Data excerpts
+-------+

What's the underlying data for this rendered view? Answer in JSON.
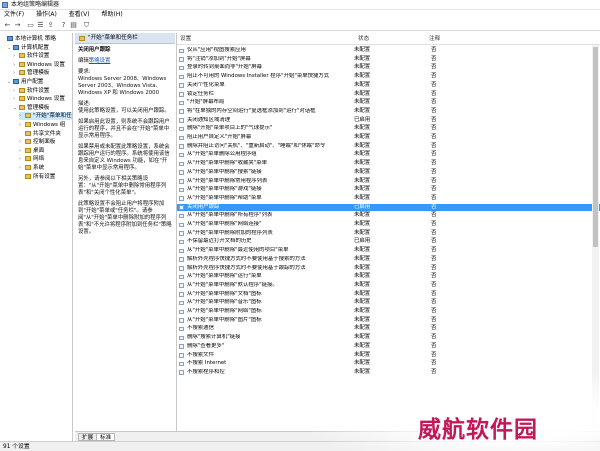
{
  "window": {
    "title": "本地组策略编辑器"
  },
  "menu": [
    "文件(F)",
    "操作(A)",
    "查看(V)",
    "帮助(H)"
  ],
  "tree": [
    {
      "label": "本地计算机 策略",
      "kind": "pc",
      "exp": "",
      "indent": 0
    },
    {
      "label": "计算机配置",
      "kind": "pc",
      "exp": "⌄",
      "indent": 1
    },
    {
      "label": "软件设置",
      "kind": "folder",
      "exp": "›",
      "indent": 2
    },
    {
      "label": "Windows 设置",
      "kind": "folder",
      "exp": "›",
      "indent": 2
    },
    {
      "label": "管理模板",
      "kind": "folder",
      "exp": "›",
      "indent": 2
    },
    {
      "label": "用户配置",
      "kind": "pc",
      "exp": "⌄",
      "indent": 1
    },
    {
      "label": "软件设置",
      "kind": "folder",
      "exp": "›",
      "indent": 2
    },
    {
      "label": "Windows 设置",
      "kind": "folder",
      "exp": "›",
      "indent": 2
    },
    {
      "label": "管理模板",
      "kind": "folder",
      "exp": "⌄",
      "indent": 2
    },
    {
      "label": "\"开始\"菜单和任",
      "kind": "folder",
      "exp": "›",
      "indent": 3,
      "selected": true
    },
    {
      "label": "Windows 组",
      "kind": "folder",
      "exp": "›",
      "indent": 3
    },
    {
      "label": "共享文件夹",
      "kind": "folder",
      "exp": "",
      "indent": 3
    },
    {
      "label": "控制面板",
      "kind": "folder",
      "exp": "›",
      "indent": 3
    },
    {
      "label": "桌面",
      "kind": "folder",
      "exp": "›",
      "indent": 3
    },
    {
      "label": "网络",
      "kind": "folder",
      "exp": "›",
      "indent": 3
    },
    {
      "label": "系统",
      "kind": "folder",
      "exp": "›",
      "indent": 3
    },
    {
      "label": "所有设置",
      "kind": "folder",
      "exp": "",
      "indent": 3
    }
  ],
  "description": {
    "header": "\"开始\"菜单和任务栏",
    "policy_title": "关闭用户跟踪",
    "edit_prefix": "编辑",
    "edit_link": "策略设置",
    "req_label": "要求:",
    "req_text": "Windows Server 2008、Windows Server 2003、Windows Vista、Windows XP 和 Windows 2000",
    "desc_label": "描述:",
    "desc_text": "使用此策略设置，可以关闭用户跟踪。",
    "p1": "如果启用此设置，则系统不会跟踪用户运行的程序，并且不会在\"开始\"菜单中显示常用程序。",
    "p2": "如果禁用或未配置此策略设置，系统会跟踪用户运行的程序。系统将使用该信息来自定义 Windows 功能，如在\"开始\"菜单中显示常用程序。",
    "p3": "另外，请参阅以下相关策略设置：\"从\"开始\"菜单中删除常用程序列表\"和\"关闭个性化菜单\"。",
    "p4": "此策略设置不会阻止用户将程序附加到\"开始\"菜单或\"任务栏\"。请参阅\"从\"开始\"菜单中删除附加的程序列表\"和\"不允许将程序附加到任务栏\"策略设置。"
  },
  "list_headers": {
    "setting": "设置",
    "state": "状态",
    "comment": "注释"
  },
  "rows": [
    {
      "name": "仅从\"应用\"视图搜索应用",
      "state": "未配置",
      "comment": "否"
    },
    {
      "name": "将\"注销\"添加到\"开始\"屏幕",
      "state": "未配置",
      "comment": "否"
    },
    {
      "name": "登录时转到桌面而非\"开始\"屏幕",
      "state": "未配置",
      "comment": "否"
    },
    {
      "name": "阻止不可用的 Windows Installer 程序\"开始\"菜单快捷方式",
      "state": "未配置",
      "comment": "否"
    },
    {
      "name": "关闭个性化菜单",
      "state": "未配置",
      "comment": "否"
    },
    {
      "name": "锁定任务栏",
      "state": "未配置",
      "comment": "否"
    },
    {
      "name": "\"开始\"屏幕布局",
      "state": "未配置",
      "comment": "否"
    },
    {
      "name": "将\"在单独的内存空间运行\"复选框添加到\"运行\"对话框",
      "state": "未配置",
      "comment": "否"
    },
    {
      "name": "关闭通知区域清理",
      "state": "已启用",
      "comment": "否"
    },
    {
      "name": "删除\"开始\"菜单项目上的\"气球提示\"",
      "state": "未配置",
      "comment": "否"
    },
    {
      "name": "阻止用户自定义\"开始\"屏幕",
      "state": "未配置",
      "comment": "否"
    },
    {
      "name": "删除并阻止访问\"关机\"、\"重新启动\"、\"睡眠\"和\"休眠\"命令",
      "state": "未配置",
      "comment": "否"
    },
    {
      "name": "从\"开始\"菜单删除公用程序组",
      "state": "未配置",
      "comment": "否"
    },
    {
      "name": "从\"开始\"菜单中删除\"收藏夹\"菜单",
      "state": "未配置",
      "comment": "否"
    },
    {
      "name": "从\"开始\"菜单中删除\"搜索\"链接",
      "state": "未配置",
      "comment": "否"
    },
    {
      "name": "从\"开始\"菜单中删除常用程序列表",
      "state": "未配置",
      "comment": "否"
    },
    {
      "name": "从\"开始\"菜单中删除\"游戏\"链接",
      "state": "未配置",
      "comment": "否"
    },
    {
      "name": "从\"开始\"菜单中删除\"帮助\"菜单",
      "state": "未配置",
      "comment": "否"
    },
    {
      "name": "关闭用户跟踪",
      "state": "已启用",
      "comment": "否",
      "selected": true
    },
    {
      "name": "从\"开始\"菜单中删除\"所有程序\"列表",
      "state": "未配置",
      "comment": "否"
    },
    {
      "name": "从\"开始\"菜单中删除\"网络连接\"",
      "state": "未配置",
      "comment": "否"
    },
    {
      "name": "从\"开始\"菜单中删除附加的程序列表",
      "state": "未配置",
      "comment": "否"
    },
    {
      "name": "不保留最近打开文档的历史",
      "state": "已启用",
      "comment": "否"
    },
    {
      "name": "从\"开始\"菜单中删除\"最近使用的项目\"菜单",
      "state": "未配置",
      "comment": "否"
    },
    {
      "name": "解析外壳程序快捷方式时不要使用基于搜索的方法",
      "state": "未配置",
      "comment": "否"
    },
    {
      "name": "解析外壳程序快捷方式时不要使用基于跟踪的方法",
      "state": "未配置",
      "comment": "否"
    },
    {
      "name": "从\"开始\"菜单中删除\"运行\"菜单",
      "state": "未配置",
      "comment": "否"
    },
    {
      "name": "从\"开始\"菜单中删除\"默认程序\"链接。",
      "state": "未配置",
      "comment": "否"
    },
    {
      "name": "从\"开始\"菜单中删除\"文档\"图标",
      "state": "未配置",
      "comment": "否"
    },
    {
      "name": "从\"开始\"菜单中删除\"音乐\"图标",
      "state": "未配置",
      "comment": "否"
    },
    {
      "name": "从\"开始\"菜单中删除\"网络\"图标",
      "state": "未配置",
      "comment": "否"
    },
    {
      "name": "从\"开始\"菜单中删除\"图片\"图标",
      "state": "未配置",
      "comment": "否"
    },
    {
      "name": "不搜索通信",
      "state": "未配置",
      "comment": "否"
    },
    {
      "name": "删除\"搜索计算机\"链接",
      "state": "未配置",
      "comment": "否"
    },
    {
      "name": "删除\"查看更多\"",
      "state": "未配置",
      "comment": "否"
    },
    {
      "name": "不搜索文件",
      "state": "未配置",
      "comment": "否"
    },
    {
      "name": "不搜索 Internet",
      "state": "未配置",
      "comment": "否"
    },
    {
      "name": "不搜索程序和控",
      "state": "未配置",
      "comment": "否"
    }
  ],
  "tabs": [
    "扩展",
    "标准"
  ],
  "status": "91 个设置",
  "watermark": "威航软件园"
}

+-------+

*Exercise*: Read through the entries and copy every line that includes "菜单中删除附加的程序列表".

*Exercise response*:
    "p4": "此策略设置不会阻止用户将程序附加到\"开始\"菜单或\"任务栏\"。请参阅\"从\"开始\"菜单中删除附加的程序列表\"和\"不允许将程序附加到任务栏\"策略设置。"
      "name": "从\"开始\"菜单中删除附加的程序列表",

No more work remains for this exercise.